-- begin Supplied material --
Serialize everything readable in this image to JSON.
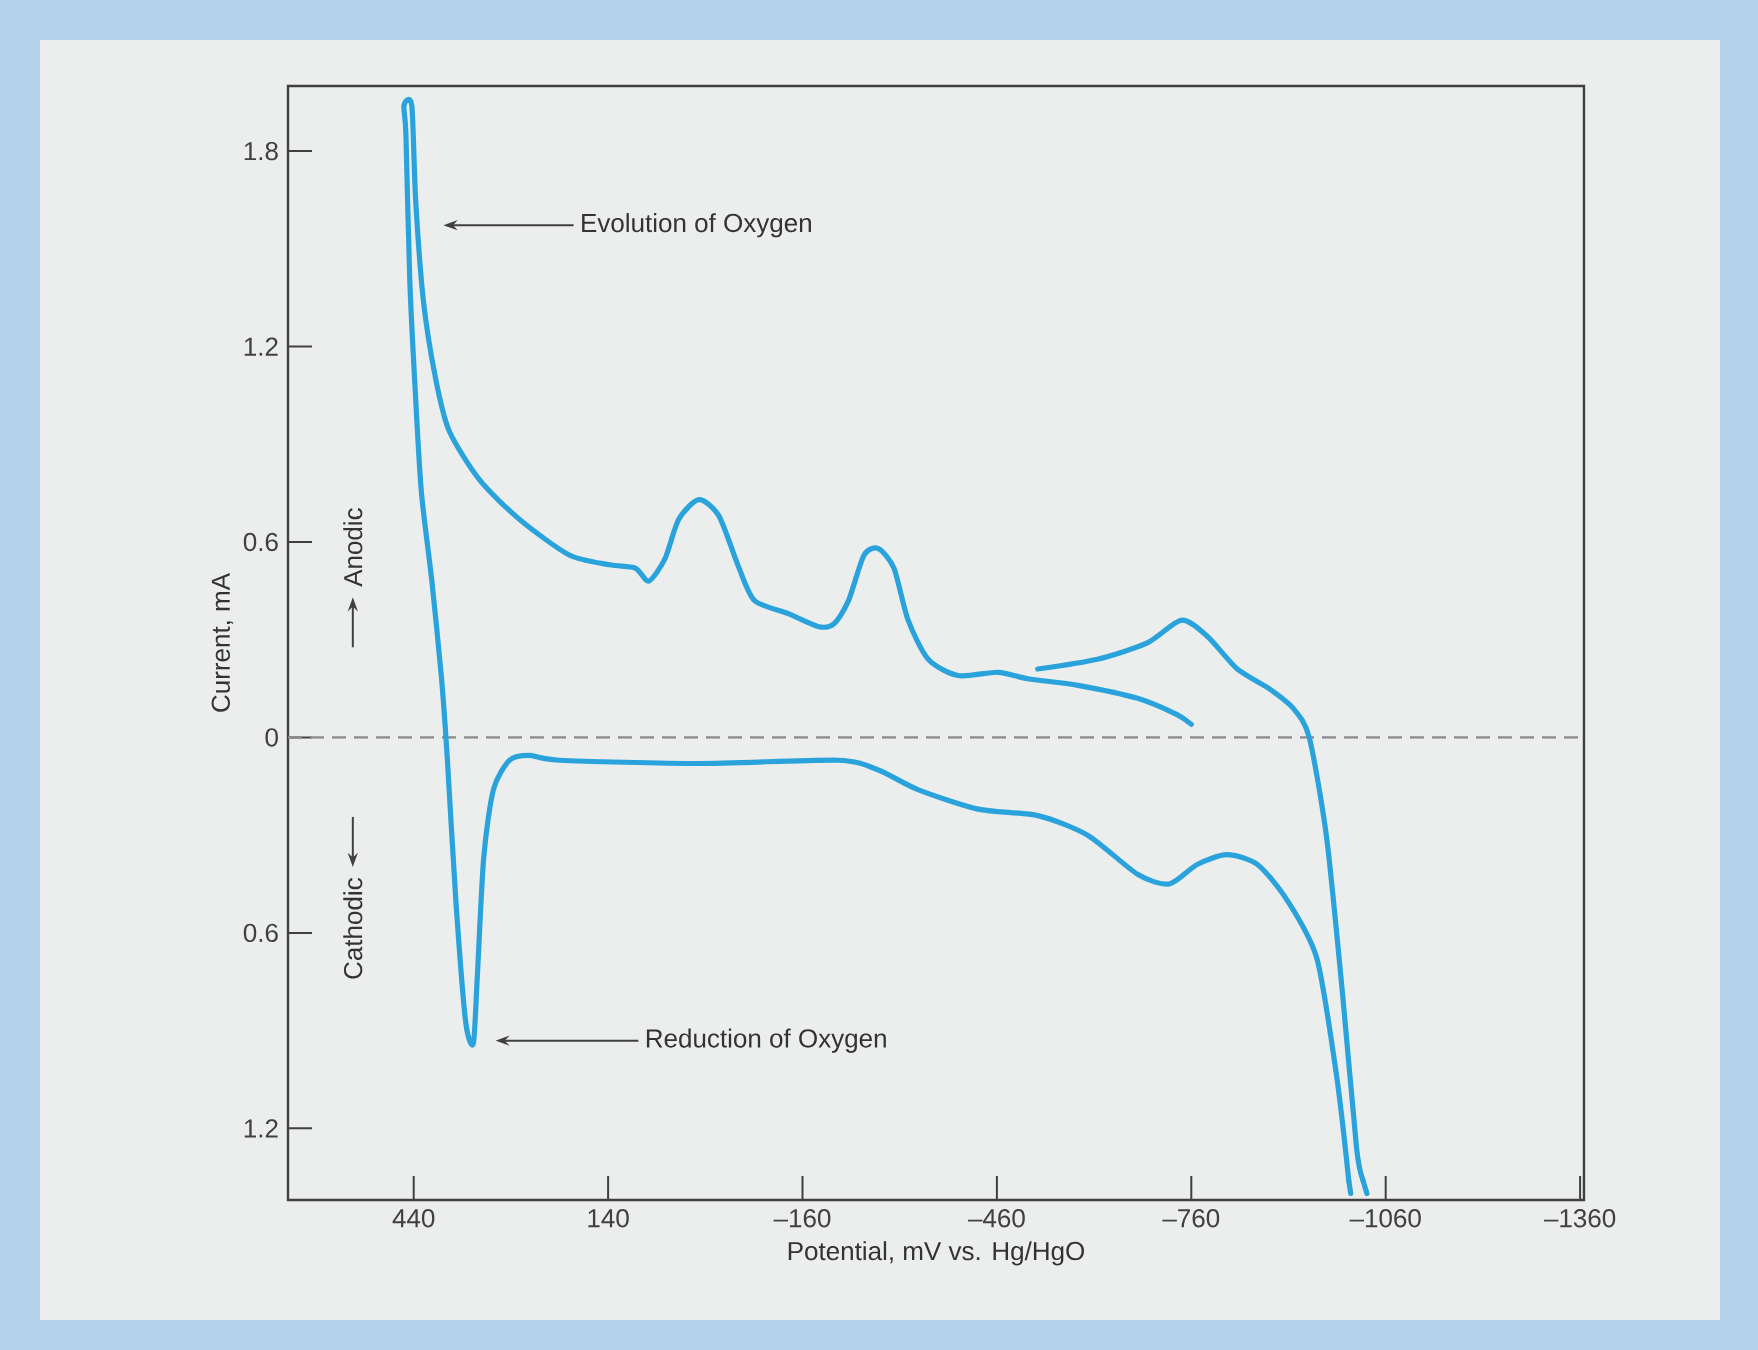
{
  "chart_data": {
    "type": "line",
    "xlabel": "Potential, mV vs. Hg/HgO",
    "ylabel": "Current, mA",
    "xlim": [
      634,
      -1366
    ],
    "ylim": [
      -1.42,
      2.0
    ],
    "xticks": [
      440,
      140,
      {
        "value": -160,
        "label": "–160"
      },
      {
        "value": -460,
        "label": "–460"
      },
      {
        "value": -760,
        "label": "–760"
      },
      {
        "value": -1060,
        "label": "–1060"
      },
      {
        "value": -1360,
        "label": "–1360"
      }
    ],
    "yticks": [
      1.8,
      1.2,
      0.6,
      0,
      {
        "value": -0.6,
        "label": "0.6"
      },
      {
        "value": -1.2,
        "label": "1.2"
      }
    ],
    "grid": false,
    "marker": "none",
    "series": [
      {
        "color": "#2aa3dc",
        "line_style": "solid",
        "x": [
          -523,
          -615,
          -692,
          -745,
          -785,
          -831,
          -880,
          -917,
          -942,
          -969,
          -994,
          -1015,
          -1025
        ],
        "values": [
          0.21,
          0.24,
          0.29,
          0.36,
          0.31,
          0.21,
          0.15,
          0.09,
          0,
          -0.31,
          -0.8,
          -1.26,
          -1.36
        ]
      },
      {
        "color": "#2aa3dc",
        "line_style": "dashed",
        "x": [
          -1025,
          -1031,
          -1018,
          -1006,
          -1003
        ],
        "values": [
          -1.36,
          -1.4,
          null,
          -1.4,
          -1.36
        ]
      },
      {
        "color": "#2aa3dc",
        "line_style": "solid",
        "x": [
          -1003,
          -985,
          -954,
          -908,
          -862,
          -815,
          -769,
          -726,
          -677,
          -600,
          -523,
          -431,
          -338,
          -277,
          -215,
          0,
          215,
          262,
          292,
          317,
          332,
          342,
          348,
          360,
          375,
          388,
          397,
          412,
          428,
          437,
          446,
          452,
          455,
          443,
          437,
          425,
          406,
          385,
          338,
          277,
          200,
          138,
          98,
          77,
          52,
          31,
          0,
          -31,
          -62,
          -86,
          -138,
          -185,
          -209,
          -231,
          -255,
          -277,
          -301,
          -323,
          -354,
          -400,
          -462,
          -508,
          -585,
          -677,
          -738,
          -760
        ],
        "values": [
          -1.36,
          -1.05,
          -0.68,
          -0.5,
          -0.39,
          -0.36,
          -0.39,
          -0.45,
          -0.42,
          -0.3,
          -0.24,
          -0.22,
          -0.16,
          -0.1,
          -0.07,
          -0.08,
          -0.07,
          -0.055,
          -0.07,
          -0.16,
          -0.37,
          -0.74,
          -0.94,
          -0.87,
          -0.5,
          -0.07,
          0.18,
          0.48,
          0.75,
          1.04,
          1.4,
          1.85,
          1.94,
          1.94,
          1.65,
          1.34,
          1.1,
          0.94,
          0.79,
          0.67,
          0.56,
          0.53,
          0.52,
          0.48,
          0.55,
          0.67,
          0.73,
          0.68,
          0.52,
          0.42,
          0.38,
          0.34,
          0.35,
          0.42,
          0.56,
          0.58,
          0.52,
          0.36,
          0.24,
          0.19,
          0.2,
          0.18,
          0.16,
          0.12,
          0.07,
          0.04
        ]
      }
    ],
    "ref_lines": [
      {
        "axis": "y",
        "value": 0,
        "color": "#8a8a8a",
        "line_style": "dashed"
      }
    ],
    "annotations": [
      "Evolution of Oxygen",
      "Reduction of Oxygen",
      "Anodic",
      "Cathodic"
    ]
  }
}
-- end Supplied material --
**Given problem:** Check each line of the records for the word "dashed" and extract those that contain it.

**The response:**
        "line_style": "dashed",
        "line_style": "dashed"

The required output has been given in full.